▸ **Records for this task**
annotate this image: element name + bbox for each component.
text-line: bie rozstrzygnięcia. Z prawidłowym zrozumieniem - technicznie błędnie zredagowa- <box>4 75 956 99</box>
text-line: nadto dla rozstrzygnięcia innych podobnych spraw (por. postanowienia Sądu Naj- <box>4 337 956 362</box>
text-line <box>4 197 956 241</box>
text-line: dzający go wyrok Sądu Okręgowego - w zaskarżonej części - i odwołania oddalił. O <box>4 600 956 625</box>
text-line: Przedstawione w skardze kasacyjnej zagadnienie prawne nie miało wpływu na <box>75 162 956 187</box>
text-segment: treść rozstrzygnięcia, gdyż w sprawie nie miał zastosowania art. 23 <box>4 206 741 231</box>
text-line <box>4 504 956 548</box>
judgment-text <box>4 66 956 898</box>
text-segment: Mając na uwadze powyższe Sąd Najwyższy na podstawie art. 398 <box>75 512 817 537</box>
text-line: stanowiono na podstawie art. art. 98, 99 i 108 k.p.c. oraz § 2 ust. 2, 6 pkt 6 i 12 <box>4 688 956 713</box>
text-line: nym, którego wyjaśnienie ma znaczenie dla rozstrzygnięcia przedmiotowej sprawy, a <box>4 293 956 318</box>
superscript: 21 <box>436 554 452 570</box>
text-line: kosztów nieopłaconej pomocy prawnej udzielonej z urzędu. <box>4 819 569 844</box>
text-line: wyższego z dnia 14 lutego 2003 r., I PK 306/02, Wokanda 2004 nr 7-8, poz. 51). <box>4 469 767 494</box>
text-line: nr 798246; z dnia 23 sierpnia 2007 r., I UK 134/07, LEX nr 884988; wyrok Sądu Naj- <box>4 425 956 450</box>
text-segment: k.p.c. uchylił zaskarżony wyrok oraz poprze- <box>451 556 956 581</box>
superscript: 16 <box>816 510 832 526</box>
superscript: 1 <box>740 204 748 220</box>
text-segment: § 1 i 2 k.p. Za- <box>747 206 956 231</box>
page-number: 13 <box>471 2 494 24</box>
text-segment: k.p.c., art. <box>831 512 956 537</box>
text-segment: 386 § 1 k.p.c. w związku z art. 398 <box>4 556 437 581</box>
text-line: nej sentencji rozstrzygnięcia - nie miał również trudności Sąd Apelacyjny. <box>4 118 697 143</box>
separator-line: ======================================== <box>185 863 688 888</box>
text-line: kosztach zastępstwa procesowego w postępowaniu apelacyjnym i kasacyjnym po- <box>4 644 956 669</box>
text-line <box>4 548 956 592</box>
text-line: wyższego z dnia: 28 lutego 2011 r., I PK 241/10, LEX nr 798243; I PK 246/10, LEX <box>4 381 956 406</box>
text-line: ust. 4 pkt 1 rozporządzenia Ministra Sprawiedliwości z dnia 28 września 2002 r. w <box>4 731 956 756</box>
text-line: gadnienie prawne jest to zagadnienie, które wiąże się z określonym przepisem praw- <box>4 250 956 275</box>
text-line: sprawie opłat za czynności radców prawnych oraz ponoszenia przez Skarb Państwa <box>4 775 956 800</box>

▸ **Your instructions**
Update the lines above by replacing every "text-segment" with "text-span" and changing nothing else.

▸ **Response to the task**
annotate this image: element name + bbox for each component.
text-line: bie rozstrzygnięcia. Z prawidłowym zrozumieniem - technicznie błędnie zredagowa- <box>4 75 956 99</box>
text-line: nadto dla rozstrzygnięcia innych podobnych spraw (por. postanowienia Sądu Naj- <box>4 337 956 362</box>
text-line <box>4 197 956 241</box>
text-line: dzający go wyrok Sądu Okręgowego - w zaskarżonej części - i odwołania oddalił. O <box>4 600 956 625</box>
text-line: Przedstawione w skardze kasacyjnej zagadnienie prawne nie miało wpływu na <box>75 162 956 187</box>
text-span: treść rozstrzygnięcia, gdyż w sprawie nie miał zastosowania art. 23 <box>4 206 741 231</box>
text-line <box>4 504 956 548</box>
judgment-text <box>4 66 956 898</box>
text-span: Mając na uwadze powyższe Sąd Najwyższy na podstawie art. 398 <box>75 512 817 537</box>
text-line: stanowiono na podstawie art. art. 98, 99 i 108 k.p.c. oraz § 2 ust. 2, 6 pkt 6 i 12 <box>4 688 956 713</box>
text-line: nym, którego wyjaśnienie ma znaczenie dla rozstrzygnięcia przedmiotowej sprawy, a <box>4 293 956 318</box>
superscript: 21 <box>436 554 452 570</box>
text-line: kosztów nieopłaconej pomocy prawnej udzielonej z urzędu. <box>4 819 569 844</box>
text-line: wyższego z dnia 14 lutego 2003 r., I PK 306/02, Wokanda 2004 nr 7-8, poz. 51). <box>4 469 767 494</box>
text-line: nr 798246; z dnia 23 sierpnia 2007 r., I UK 134/07, LEX nr 884988; wyrok Sądu Naj- <box>4 425 956 450</box>
text-span: k.p.c. uchylił zaskarżony wyrok oraz poprze- <box>451 556 956 581</box>
superscript: 16 <box>816 510 832 526</box>
superscript: 1 <box>740 204 748 220</box>
text-span: § 1 i 2 k.p. Za- <box>747 206 956 231</box>
page-number: 13 <box>471 2 494 24</box>
text-span: k.p.c., art. <box>831 512 956 537</box>
text-span: 386 § 1 k.p.c. w związku z art. 398 <box>4 556 437 581</box>
text-line: nej sentencji rozstrzygnięcia - nie miał również trudności Sąd Apelacyjny. <box>4 118 697 143</box>
separator-line: ======================================== <box>185 863 688 888</box>
text-line: kosztach zastępstwa procesowego w postępowaniu apelacyjnym i kasacyjnym po- <box>4 644 956 669</box>
text-line <box>4 548 956 592</box>
text-line: wyższego z dnia: 28 lutego 2011 r., I PK 241/10, LEX nr 798243; I PK 246/10, LEX <box>4 381 956 406</box>
text-line: ust. 4 pkt 1 rozporządzenia Ministra Sprawiedliwości z dnia 28 września 2002 r. w <box>4 731 956 756</box>
text-line: gadnienie prawne jest to zagadnienie, które wiąże się z określonym przepisem praw- <box>4 250 956 275</box>
text-line: sprawie opłat za czynności radców prawnych oraz ponoszenia przez Skarb Państwa <box>4 775 956 800</box>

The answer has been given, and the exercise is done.